• **Task requirements**
Recast the stretch from the line containing "data-label: 0.59 xyxy=(530,294,577,316)" through the line containing "bar xyxy=(512,45,737,74)" as a Markdown table with the columns Row and Line, leaving out any blank lines.

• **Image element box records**

====

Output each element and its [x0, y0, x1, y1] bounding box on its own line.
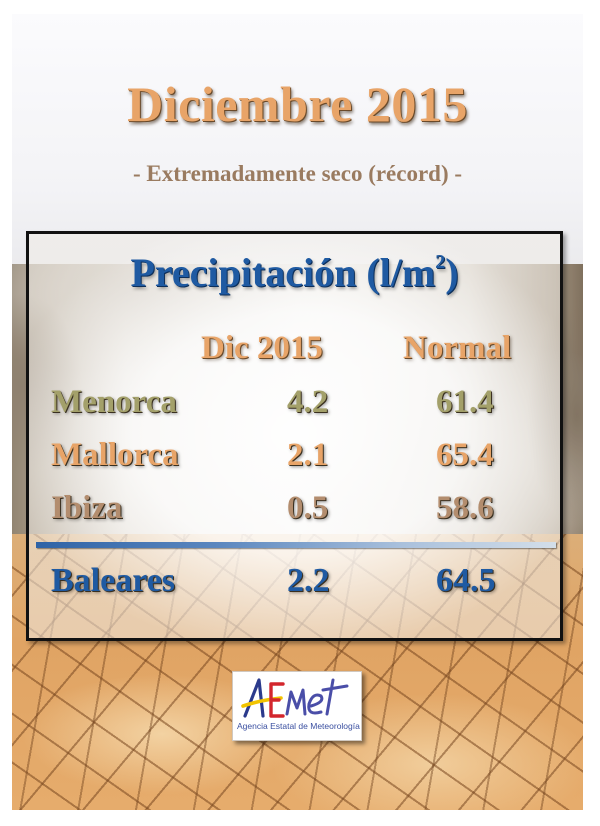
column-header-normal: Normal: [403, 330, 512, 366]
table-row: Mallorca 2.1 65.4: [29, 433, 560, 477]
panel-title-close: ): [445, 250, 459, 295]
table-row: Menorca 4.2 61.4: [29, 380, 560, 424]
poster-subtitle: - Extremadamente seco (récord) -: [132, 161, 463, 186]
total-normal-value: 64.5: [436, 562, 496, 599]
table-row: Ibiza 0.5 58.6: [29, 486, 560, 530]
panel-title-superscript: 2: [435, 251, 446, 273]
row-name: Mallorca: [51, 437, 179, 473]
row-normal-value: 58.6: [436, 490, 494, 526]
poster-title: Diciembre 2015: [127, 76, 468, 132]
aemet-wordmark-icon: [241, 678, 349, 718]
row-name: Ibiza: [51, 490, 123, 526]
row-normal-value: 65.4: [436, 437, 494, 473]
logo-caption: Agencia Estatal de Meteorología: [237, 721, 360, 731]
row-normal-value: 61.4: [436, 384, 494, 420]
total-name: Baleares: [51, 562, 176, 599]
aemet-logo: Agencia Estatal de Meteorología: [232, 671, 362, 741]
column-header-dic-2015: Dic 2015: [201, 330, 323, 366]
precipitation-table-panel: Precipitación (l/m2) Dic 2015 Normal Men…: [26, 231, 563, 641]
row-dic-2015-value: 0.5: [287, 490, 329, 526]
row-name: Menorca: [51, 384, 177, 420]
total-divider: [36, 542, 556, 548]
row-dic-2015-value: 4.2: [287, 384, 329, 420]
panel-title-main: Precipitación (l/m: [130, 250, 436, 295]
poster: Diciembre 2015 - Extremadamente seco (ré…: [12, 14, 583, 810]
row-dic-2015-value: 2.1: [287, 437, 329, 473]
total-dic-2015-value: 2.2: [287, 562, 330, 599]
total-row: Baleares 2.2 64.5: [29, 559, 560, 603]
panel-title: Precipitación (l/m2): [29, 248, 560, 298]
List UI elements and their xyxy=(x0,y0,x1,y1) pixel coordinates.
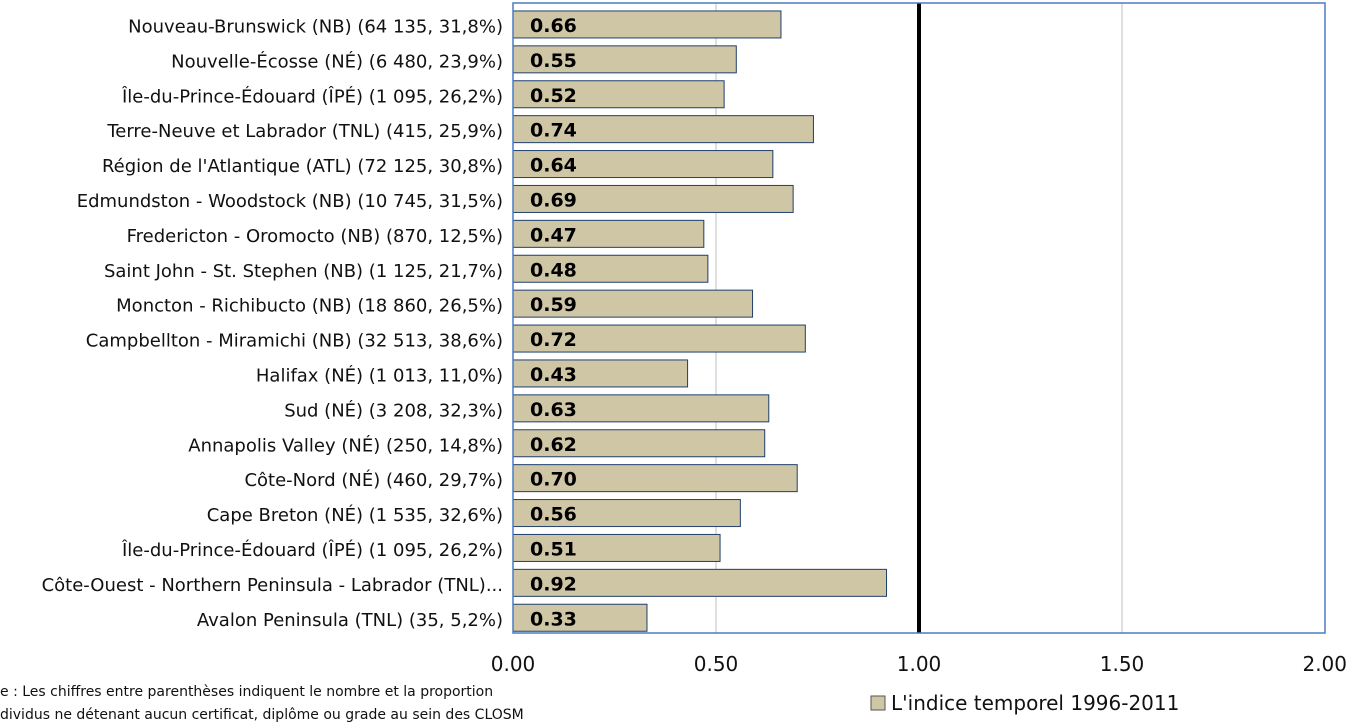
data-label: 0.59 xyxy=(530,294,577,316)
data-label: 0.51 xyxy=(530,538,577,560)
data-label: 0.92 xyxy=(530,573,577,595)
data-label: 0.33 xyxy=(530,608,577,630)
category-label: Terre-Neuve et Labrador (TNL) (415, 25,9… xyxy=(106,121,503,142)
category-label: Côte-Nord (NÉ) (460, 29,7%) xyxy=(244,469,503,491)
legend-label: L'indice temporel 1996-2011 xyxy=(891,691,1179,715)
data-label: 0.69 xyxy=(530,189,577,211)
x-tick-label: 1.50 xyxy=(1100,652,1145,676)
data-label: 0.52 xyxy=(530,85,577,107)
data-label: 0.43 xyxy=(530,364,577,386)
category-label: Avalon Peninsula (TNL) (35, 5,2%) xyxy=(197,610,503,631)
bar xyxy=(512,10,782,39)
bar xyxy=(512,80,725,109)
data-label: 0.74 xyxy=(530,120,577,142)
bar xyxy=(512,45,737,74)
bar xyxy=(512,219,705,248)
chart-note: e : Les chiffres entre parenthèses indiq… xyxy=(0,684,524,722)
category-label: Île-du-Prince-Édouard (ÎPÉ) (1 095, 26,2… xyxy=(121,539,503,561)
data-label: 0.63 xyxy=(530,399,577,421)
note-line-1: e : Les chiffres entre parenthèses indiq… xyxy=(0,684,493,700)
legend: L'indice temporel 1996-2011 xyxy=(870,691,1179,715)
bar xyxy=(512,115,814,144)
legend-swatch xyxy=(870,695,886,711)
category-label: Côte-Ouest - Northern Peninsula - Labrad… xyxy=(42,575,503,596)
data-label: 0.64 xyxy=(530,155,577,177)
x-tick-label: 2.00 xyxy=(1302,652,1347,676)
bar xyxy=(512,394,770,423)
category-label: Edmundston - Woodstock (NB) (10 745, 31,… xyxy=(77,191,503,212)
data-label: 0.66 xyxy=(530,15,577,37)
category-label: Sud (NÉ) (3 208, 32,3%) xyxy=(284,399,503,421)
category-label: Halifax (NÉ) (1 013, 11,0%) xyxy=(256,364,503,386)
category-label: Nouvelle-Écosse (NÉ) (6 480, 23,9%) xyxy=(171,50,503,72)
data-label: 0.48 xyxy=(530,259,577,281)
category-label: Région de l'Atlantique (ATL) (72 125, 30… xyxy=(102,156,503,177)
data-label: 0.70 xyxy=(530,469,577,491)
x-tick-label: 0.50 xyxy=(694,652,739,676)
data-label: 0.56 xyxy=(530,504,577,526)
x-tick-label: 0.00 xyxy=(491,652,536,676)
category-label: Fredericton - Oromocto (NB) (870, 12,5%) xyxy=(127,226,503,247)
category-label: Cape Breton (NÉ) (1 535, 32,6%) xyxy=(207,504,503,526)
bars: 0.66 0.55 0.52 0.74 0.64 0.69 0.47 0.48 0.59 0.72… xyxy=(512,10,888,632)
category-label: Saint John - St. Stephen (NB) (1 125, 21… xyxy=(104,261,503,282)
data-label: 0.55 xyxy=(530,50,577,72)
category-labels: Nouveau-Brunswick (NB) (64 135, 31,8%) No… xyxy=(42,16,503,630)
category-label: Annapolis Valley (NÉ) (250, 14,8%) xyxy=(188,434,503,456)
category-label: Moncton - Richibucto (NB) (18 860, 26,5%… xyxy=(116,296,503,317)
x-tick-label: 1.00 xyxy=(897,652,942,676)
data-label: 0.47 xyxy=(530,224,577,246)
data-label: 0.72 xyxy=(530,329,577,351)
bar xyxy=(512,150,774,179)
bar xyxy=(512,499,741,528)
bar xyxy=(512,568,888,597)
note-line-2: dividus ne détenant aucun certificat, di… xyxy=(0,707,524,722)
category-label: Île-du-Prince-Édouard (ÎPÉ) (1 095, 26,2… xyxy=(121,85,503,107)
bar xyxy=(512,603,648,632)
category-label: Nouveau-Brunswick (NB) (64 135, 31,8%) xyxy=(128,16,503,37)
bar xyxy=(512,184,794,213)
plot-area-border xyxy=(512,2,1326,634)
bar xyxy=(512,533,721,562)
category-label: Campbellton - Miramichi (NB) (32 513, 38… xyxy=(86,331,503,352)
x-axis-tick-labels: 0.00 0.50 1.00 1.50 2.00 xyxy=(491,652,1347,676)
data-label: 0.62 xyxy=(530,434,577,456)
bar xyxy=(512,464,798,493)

====

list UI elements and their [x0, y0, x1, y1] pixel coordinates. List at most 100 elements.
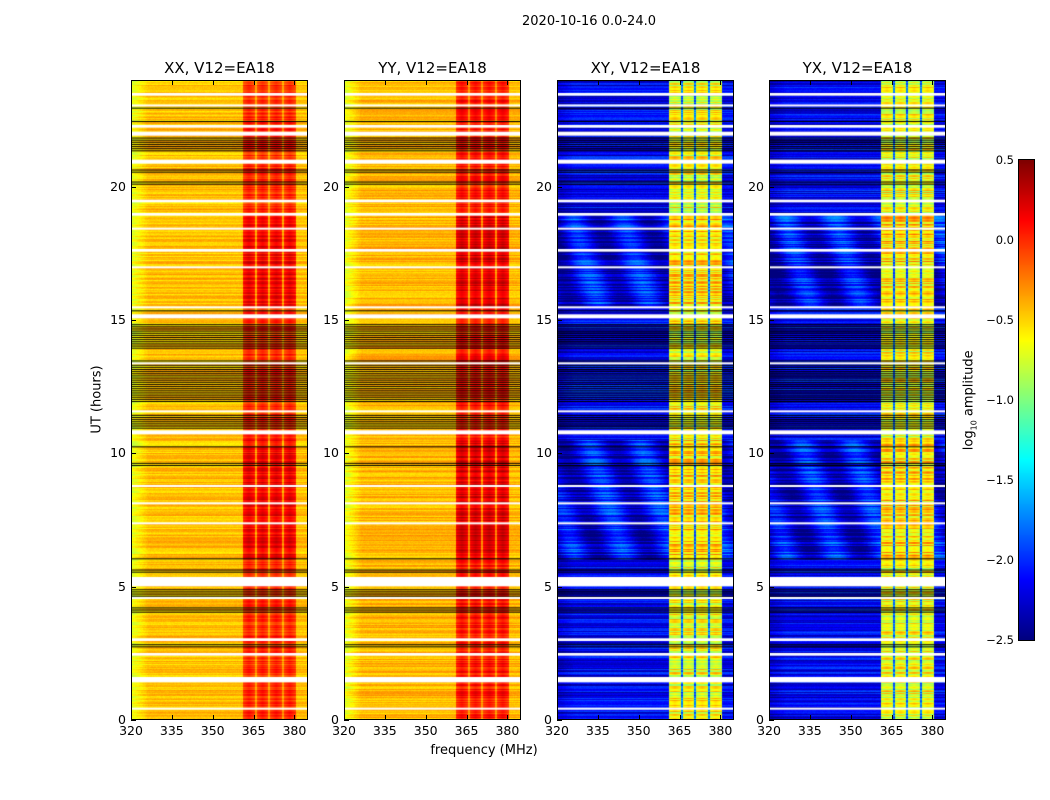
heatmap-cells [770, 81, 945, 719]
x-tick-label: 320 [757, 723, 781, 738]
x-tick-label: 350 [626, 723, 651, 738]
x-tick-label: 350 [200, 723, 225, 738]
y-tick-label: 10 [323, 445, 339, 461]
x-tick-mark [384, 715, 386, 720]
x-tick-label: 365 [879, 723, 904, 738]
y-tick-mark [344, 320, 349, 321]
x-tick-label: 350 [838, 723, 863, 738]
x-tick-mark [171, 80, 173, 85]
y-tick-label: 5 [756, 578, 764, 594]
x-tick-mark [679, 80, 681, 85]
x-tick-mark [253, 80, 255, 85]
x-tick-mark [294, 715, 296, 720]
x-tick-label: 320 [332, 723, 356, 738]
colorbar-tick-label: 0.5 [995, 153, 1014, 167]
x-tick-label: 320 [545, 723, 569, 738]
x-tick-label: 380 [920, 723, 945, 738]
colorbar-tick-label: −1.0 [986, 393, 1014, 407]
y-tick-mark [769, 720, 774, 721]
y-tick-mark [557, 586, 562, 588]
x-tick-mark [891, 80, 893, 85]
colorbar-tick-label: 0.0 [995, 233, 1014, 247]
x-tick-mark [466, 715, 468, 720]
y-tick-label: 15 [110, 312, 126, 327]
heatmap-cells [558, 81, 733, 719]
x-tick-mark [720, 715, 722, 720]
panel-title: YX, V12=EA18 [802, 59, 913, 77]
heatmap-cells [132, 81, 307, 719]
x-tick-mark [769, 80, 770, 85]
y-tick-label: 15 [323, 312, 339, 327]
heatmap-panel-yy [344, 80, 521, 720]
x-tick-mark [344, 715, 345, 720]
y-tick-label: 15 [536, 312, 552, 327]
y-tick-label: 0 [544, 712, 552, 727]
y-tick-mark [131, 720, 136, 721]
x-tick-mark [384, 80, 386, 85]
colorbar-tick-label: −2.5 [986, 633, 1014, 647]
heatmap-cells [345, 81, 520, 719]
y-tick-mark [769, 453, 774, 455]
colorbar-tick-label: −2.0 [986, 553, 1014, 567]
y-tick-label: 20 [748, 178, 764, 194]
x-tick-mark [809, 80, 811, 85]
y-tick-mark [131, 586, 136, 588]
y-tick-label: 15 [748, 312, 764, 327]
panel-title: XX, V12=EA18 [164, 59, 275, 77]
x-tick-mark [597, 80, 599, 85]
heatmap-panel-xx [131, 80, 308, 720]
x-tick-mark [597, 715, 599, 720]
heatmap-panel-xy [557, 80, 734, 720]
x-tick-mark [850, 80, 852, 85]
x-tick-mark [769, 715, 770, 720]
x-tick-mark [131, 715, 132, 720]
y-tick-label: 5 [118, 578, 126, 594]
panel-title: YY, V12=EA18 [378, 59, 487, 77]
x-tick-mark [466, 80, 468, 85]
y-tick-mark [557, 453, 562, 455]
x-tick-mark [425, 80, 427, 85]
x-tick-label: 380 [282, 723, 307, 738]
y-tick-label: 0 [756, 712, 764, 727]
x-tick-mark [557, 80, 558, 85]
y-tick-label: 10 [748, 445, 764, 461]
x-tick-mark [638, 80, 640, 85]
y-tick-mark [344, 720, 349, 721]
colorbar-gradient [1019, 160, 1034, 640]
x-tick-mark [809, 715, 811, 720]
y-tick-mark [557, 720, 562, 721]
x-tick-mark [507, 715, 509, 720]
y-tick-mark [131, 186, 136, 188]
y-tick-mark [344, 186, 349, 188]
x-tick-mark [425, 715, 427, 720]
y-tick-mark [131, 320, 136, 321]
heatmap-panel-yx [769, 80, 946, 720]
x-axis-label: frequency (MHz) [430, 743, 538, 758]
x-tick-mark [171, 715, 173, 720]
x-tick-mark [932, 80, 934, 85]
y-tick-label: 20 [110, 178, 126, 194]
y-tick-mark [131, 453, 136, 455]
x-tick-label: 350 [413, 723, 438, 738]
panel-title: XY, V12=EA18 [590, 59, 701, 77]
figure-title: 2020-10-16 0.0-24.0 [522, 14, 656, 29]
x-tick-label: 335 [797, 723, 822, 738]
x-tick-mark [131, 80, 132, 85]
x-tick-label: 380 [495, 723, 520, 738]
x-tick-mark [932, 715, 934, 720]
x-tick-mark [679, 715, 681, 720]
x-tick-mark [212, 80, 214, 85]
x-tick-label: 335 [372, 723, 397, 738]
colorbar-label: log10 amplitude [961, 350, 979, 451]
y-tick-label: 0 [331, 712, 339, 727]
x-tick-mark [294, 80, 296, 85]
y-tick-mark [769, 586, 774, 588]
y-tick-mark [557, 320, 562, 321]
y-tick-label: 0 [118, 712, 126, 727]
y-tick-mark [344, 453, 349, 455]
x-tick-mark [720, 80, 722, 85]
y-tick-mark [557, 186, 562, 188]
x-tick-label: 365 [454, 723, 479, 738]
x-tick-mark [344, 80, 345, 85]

====

• **The result**
| Row | Line |
|---|---|
| 1 | data-label: 0.59 xyxy=(530,294,577,316) |
| 2 | data-label: 0.51 xyxy=(530,538,577,560) |
| 3 | data-label: 0.92 xyxy=(530,573,577,595) |
| 4 | data-label: 0.33 xyxy=(530,608,577,630) |
| 5 | category-label: Terre-Neuve et Labrador (TNL) (415, 25,9… xyxy=(106,121,503,142) |
| 6 | category-label: Côte-Nord (NÉ) (460, 29,7%) xyxy=(244,469,503,491) |
| 7 | legend-label: L'indice temporel 1996-2011 xyxy=(891,691,1179,715) |
| 8 | data-label: 0.69 xyxy=(530,189,577,211) |
| 9 | x-tick-label: 1.50 xyxy=(1100,652,1145,676) |
| 10 | data-label: 0.52 xyxy=(530,85,577,107) |
| 11 | data-label: 0.43 xyxy=(530,364,577,386) |
| 12 | category-label: Avalon Peninsula (TNL) (35, 5,2%) xyxy=(197,610,503,631) |
| 13 | bar xyxy=(512,10,782,39) |
| 14 | bar xyxy=(512,80,725,109) |
| 15 | data-label: 0.74 xyxy=(530,120,577,142) |
| 16 | bar xyxy=(512,45,737,74) |